▶ _PASSAGE_
[START]

Sylvester was born "James Joseph" but adopted the surname "Sylvester" when his older brother did so. His brother was emigrating to the United States, a country which at that time required all immigrants to have a given name, a middle name, and a surname. At the age of 14, Sylvester started attending the University of London, where he was a student of Augustus De Morgan. He was soon expelled however, for stealing a knife from the refectory, with the purpose of attacking a fellow student. Following this, he attended the Royal Institution in Liverpool. Though he excelled academically, Sylvester was tormented by his fellow students on account of his Jewish origins. Because of the abuse he received, he ran away, taking the boat to Dublin. While there, he was recognised on the street by Richard Keatinge who was Judge of the Prerogative Court of Ireland, and whose wife was a cousin of Sylvester. Keatinge arranged for the boy's return to Liverpool.

Sylvester began his study of mathematics at St John's College, Cambridge in 1831. His studies were interrupted for almost two years due to a prolonged illness. He was ranked second in Cambridge's famous mathematical examinations, the tripos, which he eventually sat in 1837. Yet he did not obtain a degree, because graduates at that time were required to state their acceptance of the Thirty-Nine Articles of the Church of England, and Sylvester declined to do so. For the same reason, he was unable to compete for a Smith's prize. In 1838 Sylvester became professor of natural philosophy at University College London UCL. In 1841, he was awarded a BA and an MA by Trinity College, Dublin. In the same year he moved to the United States to become a professor at the University of Virginia but soon returned to England.

On his return to England he studied law, alongside fellow British lawyer/mathematician Arthur Cayley, with whom he made significant contributions to matrix theory while working as an actuary. One of his private pupils was Florence Nightingale. He did not obtain a position teaching university mathematics until 1855, when he was appointed professor of mathematics at the Royal Military Academy at Woolwich, from which he retired in 1869, because the compulsory retirement age was 55. The Woolwich academy initially refused to pay Sylvester his full pension, and only relented after a prolonged public controversy, during which Sylvester took his case to the letters page of The Times.

One of Sylvester's lifelong passions was for poetry; he read and translated works from the original French, German, Italian, Latin and Greek, and many of his mathematical papers contain illustrative quotes from classical poetry. In 1870, following his early retirement, Sylvester published a book entitled The Laws of Verse in which he attempted to codify a set of laws for prosody in poetry.

In 1877 Sylvester again crossed the Atlantic Ocean to become the inaugural professor of mathematics at the new Johns Hopkins University in Baltimore, Maryland. His salary was $5,000 (quite generous for the time), which he demanded be paid in gold. In 1878 he founded the American Journal of Mathematics. The only other mathematical journal in the U.S. at that time was the Analyst, which eventually became the Annals of Mathematics.

[END]

▶ _DATA BLOCK_
[START]

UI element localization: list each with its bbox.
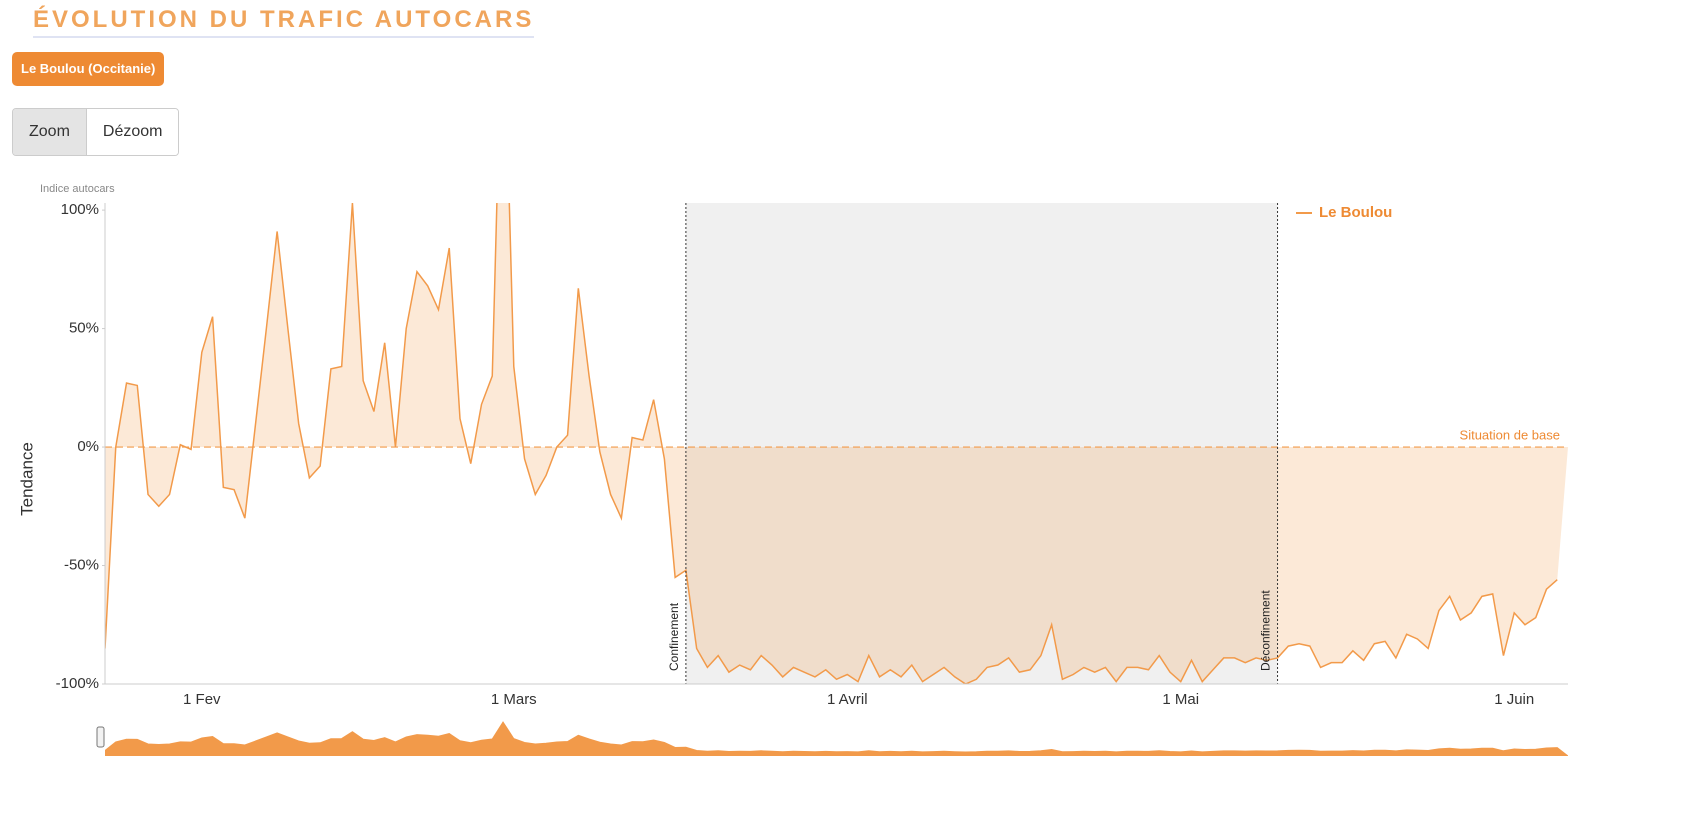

[END]

▶ _WHAT IS ASKED_
a. In the passage on Sylvester, do these statements agree with the text? (i) Sylvester sat the tripos in 1837. (ii) Sylvester obtained a Cambridge degree after ranking second in the tripos. (iii) Florence Nightingale was one of Sylvester's private pupils. Answer each with yes or no and quote the deciding words.
b. According to the passage on Sylvester, what salary did he receive at Johns Hopkins University?
c. Reproduce the passage on Sylvester from the words "On his return" up to and including the words "of The Times.".

▶ _RESPONSES PER TASK_
a.
(i) Yes: "which he eventually sat in 1837"
(ii) No: "Yet he did not obtain a degree"
(iii) Yes: "One of his private pupils was Florence Nightingale."

b. $5,000, which he demanded be paid in gold.

c.
On his return to England he studied law, alongside fellow British lawyer/mathematician Arthur Cayley, with whom he made significant contributions to matrix theory while working as an actuary. One of his private pupils was Florence Nightingale. He did not obtain a position teaching university mathematics until 1855, when he was appointed professor of mathematics at the Royal Military Academy at Woolwich, from which he retired in 1869, because the compulsory retirement age was 55. The Woolwich academy initially refused to pay Sylvester his full pension, and only relented after a prolonged public controversy, during which Sylvester took his case to the letters page of The Times.